# Start of Provided data
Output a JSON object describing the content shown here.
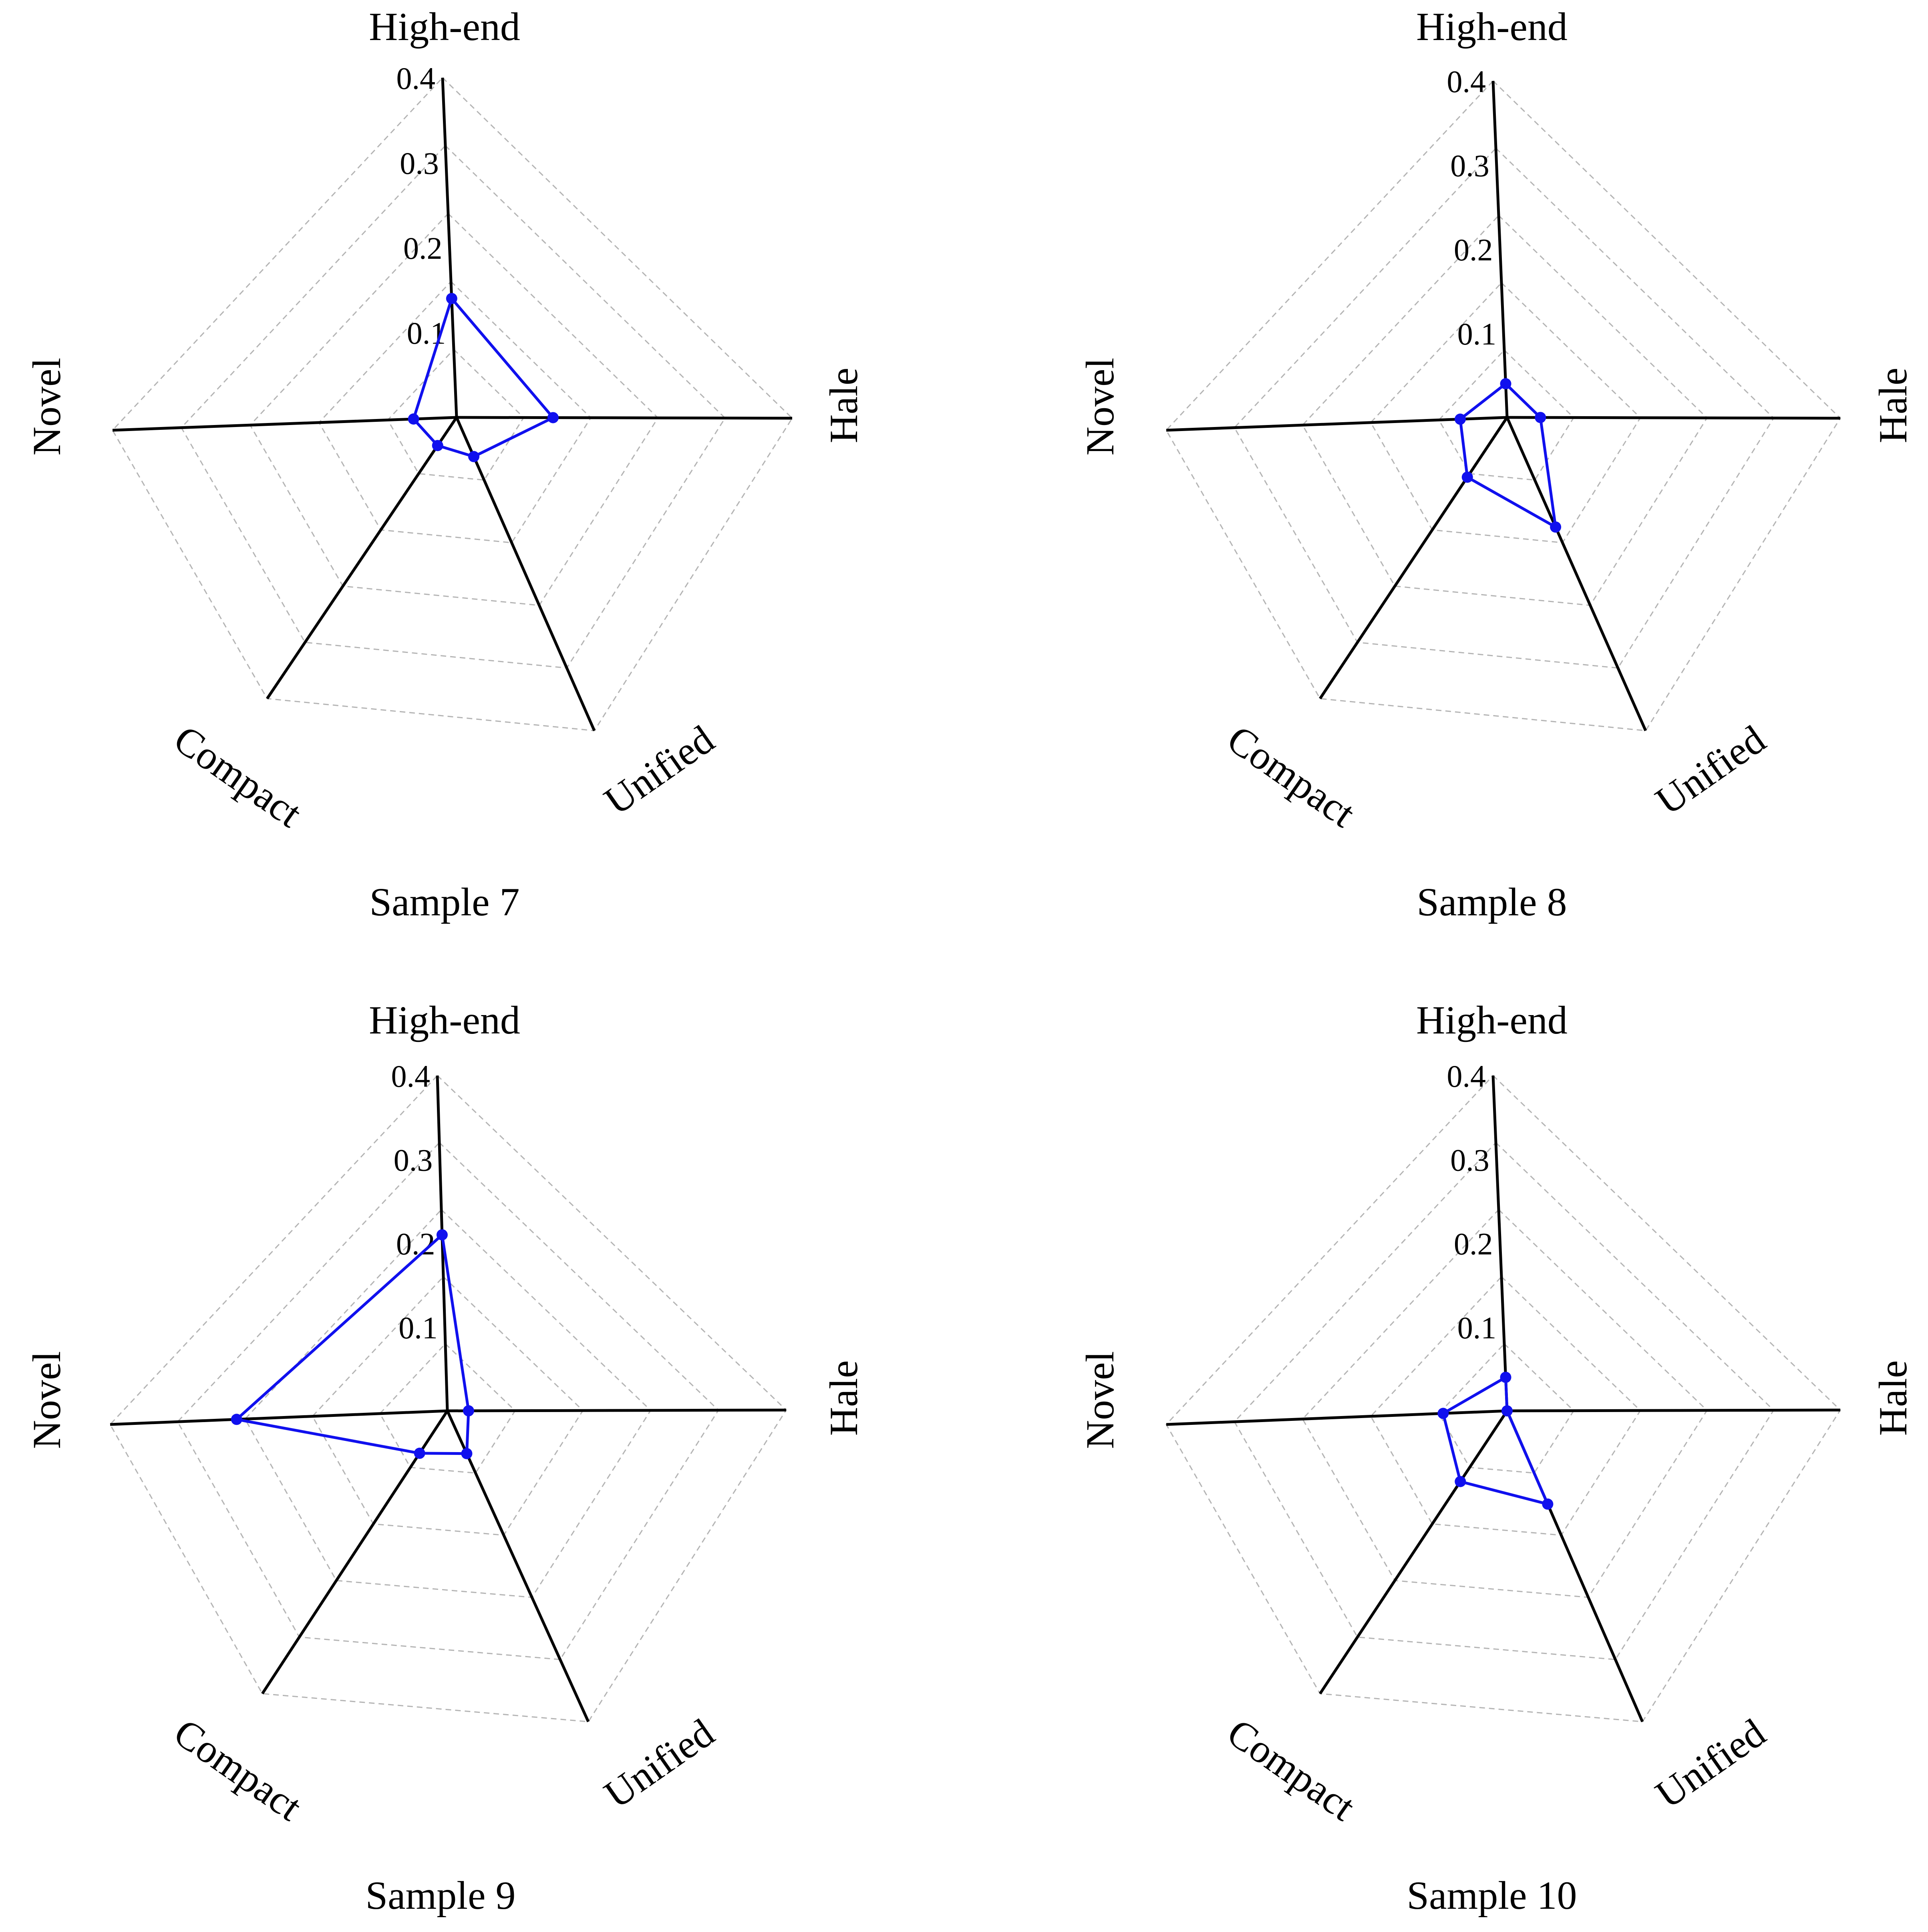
{
  "colors": {
    "series": "#1010ee",
    "axis": "#000000",
    "grid": "#b4b4b4"
  },
  "chart_data": [
    {
      "type": "radar",
      "title": "Sample 7",
      "axes": [
        "High-end",
        "Hale",
        "Unified",
        "Compact",
        "Novel"
      ],
      "tick_labels": [
        "0.1",
        "0.2",
        "0.3",
        "0.4"
      ],
      "range": [
        0,
        0.4
      ],
      "grid_levels": 5,
      "series": [
        {
          "name": "Sample 7",
          "values": [
            0.14,
            0.115,
            0.05,
            0.04,
            0.05
          ]
        }
      ]
    },
    {
      "type": "radar",
      "title": "Sample 8",
      "axes": [
        "High-end",
        "Hale",
        "Unified",
        "Compact",
        "Novel"
      ],
      "tick_labels": [
        "0.1",
        "0.2",
        "0.3",
        "0.4"
      ],
      "range": [
        0,
        0.4
      ],
      "grid_levels": 5,
      "series": [
        {
          "name": "Sample 8",
          "values": [
            0.04,
            0.04,
            0.14,
            0.085,
            0.055
          ]
        }
      ]
    },
    {
      "type": "radar",
      "title": "Sample 9",
      "axes": [
        "High-end",
        "Hale",
        "Unified",
        "Compact",
        "Novel"
      ],
      "tick_labels": [
        "0.1",
        "0.2",
        "0.3",
        "0.4"
      ],
      "range": [
        0,
        0.4
      ],
      "grid_levels": 5,
      "series": [
        {
          "name": "Sample 9",
          "values": [
            0.21,
            0.025,
            0.055,
            0.06,
            0.25
          ]
        }
      ]
    },
    {
      "type": "radar",
      "title": "Sample 10",
      "axes": [
        "High-end",
        "Hale",
        "Unified",
        "Compact",
        "Novel"
      ],
      "tick_labels": [
        "0.1",
        "0.2",
        "0.3",
        "0.4"
      ],
      "range": [
        0,
        0.4
      ],
      "grid_levels": 5,
      "series": [
        {
          "name": "Sample 10",
          "values": [
            0.04,
            0.0,
            0.12,
            0.1,
            0.075
          ]
        }
      ]
    }
  ]
}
# End of Provided data
◆ **Problem description**
Reproduce each entry verbatim, excluding any embedded images.

◆ **Solved exercise**
Output a JSON object describing the content shown here.
{
  "colors": {
    "series": "#1010ee",
    "axis": "#000000",
    "grid": "#b4b4b4"
  },
  "chart_data": [
    {
      "type": "radar",
      "title": "Sample 7",
      "axes": [
        "High-end",
        "Hale",
        "Unified",
        "Compact",
        "Novel"
      ],
      "tick_labels": [
        "0.1",
        "0.2",
        "0.3",
        "0.4"
      ],
      "range": [
        0,
        0.4
      ],
      "grid_levels": 5,
      "series": [
        {
          "name": "Sample 7",
          "values": [
            0.14,
            0.115,
            0.05,
            0.04,
            0.05
          ]
        }
      ]
    },
    {
      "type": "radar",
      "title": "Sample 8",
      "axes": [
        "High-end",
        "Hale",
        "Unified",
        "Compact",
        "Novel"
      ],
      "tick_labels": [
        "0.1",
        "0.2",
        "0.3",
        "0.4"
      ],
      "range": [
        0,
        0.4
      ],
      "grid_levels": 5,
      "series": [
        {
          "name": "Sample 8",
          "values": [
            0.04,
            0.04,
            0.14,
            0.085,
            0.055
          ]
        }
      ]
    },
    {
      "type": "radar",
      "title": "Sample 9",
      "axes": [
        "High-end",
        "Hale",
        "Unified",
        "Compact",
        "Novel"
      ],
      "tick_labels": [
        "0.1",
        "0.2",
        "0.3",
        "0.4"
      ],
      "range": [
        0,
        0.4
      ],
      "grid_levels": 5,
      "series": [
        {
          "name": "Sample 9",
          "values": [
            0.21,
            0.025,
            0.055,
            0.06,
            0.25
          ]
        }
      ]
    },
    {
      "type": "radar",
      "title": "Sample 10",
      "axes": [
        "High-end",
        "Hale",
        "Unified",
        "Compact",
        "Novel"
      ],
      "tick_labels": [
        "0.1",
        "0.2",
        "0.3",
        "0.4"
      ],
      "range": [
        0,
        0.4
      ],
      "grid_levels": 5,
      "series": [
        {
          "name": "Sample 10",
          "values": [
            0.04,
            0.0,
            0.12,
            0.1,
            0.075
          ]
        }
      ]
    }
  ]
}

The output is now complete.